:: THE TASK ::
Pick out the lines containing "price".

:: MATERIAL FOR THIS TASK ::
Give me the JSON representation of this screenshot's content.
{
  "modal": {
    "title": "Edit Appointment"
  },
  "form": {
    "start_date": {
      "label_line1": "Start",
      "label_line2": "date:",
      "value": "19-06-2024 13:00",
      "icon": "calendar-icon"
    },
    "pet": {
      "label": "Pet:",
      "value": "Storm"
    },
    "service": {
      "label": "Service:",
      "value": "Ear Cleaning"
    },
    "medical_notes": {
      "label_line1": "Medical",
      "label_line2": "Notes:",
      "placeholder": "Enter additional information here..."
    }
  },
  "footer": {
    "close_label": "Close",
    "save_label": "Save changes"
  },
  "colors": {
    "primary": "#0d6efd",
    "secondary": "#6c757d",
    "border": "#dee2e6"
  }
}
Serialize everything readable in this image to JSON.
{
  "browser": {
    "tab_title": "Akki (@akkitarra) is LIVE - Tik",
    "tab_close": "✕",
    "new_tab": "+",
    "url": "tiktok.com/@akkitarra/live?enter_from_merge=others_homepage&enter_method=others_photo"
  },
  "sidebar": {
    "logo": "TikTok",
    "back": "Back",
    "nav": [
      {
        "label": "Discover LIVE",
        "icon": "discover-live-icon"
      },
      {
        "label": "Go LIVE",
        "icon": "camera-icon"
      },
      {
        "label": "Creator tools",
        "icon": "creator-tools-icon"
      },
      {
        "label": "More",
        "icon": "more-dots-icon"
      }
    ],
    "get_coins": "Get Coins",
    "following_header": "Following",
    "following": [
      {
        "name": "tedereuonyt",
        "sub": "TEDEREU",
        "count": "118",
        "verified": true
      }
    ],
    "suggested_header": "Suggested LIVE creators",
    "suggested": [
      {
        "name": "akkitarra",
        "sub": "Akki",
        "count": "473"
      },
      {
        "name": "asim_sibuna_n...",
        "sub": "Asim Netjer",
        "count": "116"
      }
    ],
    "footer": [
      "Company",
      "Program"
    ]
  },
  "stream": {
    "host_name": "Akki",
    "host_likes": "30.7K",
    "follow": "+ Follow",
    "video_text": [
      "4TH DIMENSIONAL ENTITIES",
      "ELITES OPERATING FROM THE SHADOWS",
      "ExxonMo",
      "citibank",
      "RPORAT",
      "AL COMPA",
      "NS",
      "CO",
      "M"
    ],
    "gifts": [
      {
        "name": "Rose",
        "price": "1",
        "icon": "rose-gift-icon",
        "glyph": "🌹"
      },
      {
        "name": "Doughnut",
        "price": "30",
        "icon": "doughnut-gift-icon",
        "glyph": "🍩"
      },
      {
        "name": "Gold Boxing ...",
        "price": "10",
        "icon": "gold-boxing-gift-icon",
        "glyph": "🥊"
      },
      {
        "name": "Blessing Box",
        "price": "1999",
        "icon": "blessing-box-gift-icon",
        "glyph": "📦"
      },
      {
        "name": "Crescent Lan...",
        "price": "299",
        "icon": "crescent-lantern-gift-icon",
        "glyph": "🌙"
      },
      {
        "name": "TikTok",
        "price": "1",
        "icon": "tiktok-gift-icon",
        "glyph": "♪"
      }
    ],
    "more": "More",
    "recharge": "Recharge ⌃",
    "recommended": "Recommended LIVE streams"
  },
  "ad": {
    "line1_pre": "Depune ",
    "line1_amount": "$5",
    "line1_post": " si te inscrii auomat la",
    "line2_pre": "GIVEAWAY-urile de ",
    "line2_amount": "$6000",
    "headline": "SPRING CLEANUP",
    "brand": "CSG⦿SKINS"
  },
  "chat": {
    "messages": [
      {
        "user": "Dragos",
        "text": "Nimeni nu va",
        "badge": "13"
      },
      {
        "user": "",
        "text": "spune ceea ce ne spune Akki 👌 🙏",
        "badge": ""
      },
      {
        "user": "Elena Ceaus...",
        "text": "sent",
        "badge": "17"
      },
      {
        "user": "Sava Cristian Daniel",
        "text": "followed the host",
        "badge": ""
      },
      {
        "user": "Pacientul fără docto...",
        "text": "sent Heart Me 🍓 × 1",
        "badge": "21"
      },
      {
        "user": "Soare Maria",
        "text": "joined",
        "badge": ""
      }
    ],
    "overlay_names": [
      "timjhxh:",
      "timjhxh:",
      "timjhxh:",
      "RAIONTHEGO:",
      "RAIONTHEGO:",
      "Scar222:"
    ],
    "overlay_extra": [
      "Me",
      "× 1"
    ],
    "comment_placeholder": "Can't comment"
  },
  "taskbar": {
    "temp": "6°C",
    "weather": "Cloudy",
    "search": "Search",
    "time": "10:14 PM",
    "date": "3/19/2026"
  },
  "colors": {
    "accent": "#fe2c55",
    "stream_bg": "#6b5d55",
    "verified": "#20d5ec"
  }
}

:: EXERCISE SOLUTION ::
        "price": "1",
        "price": "30",
        "price": "10",
        "price": "1999",
        "price": "299",
        "price": "1",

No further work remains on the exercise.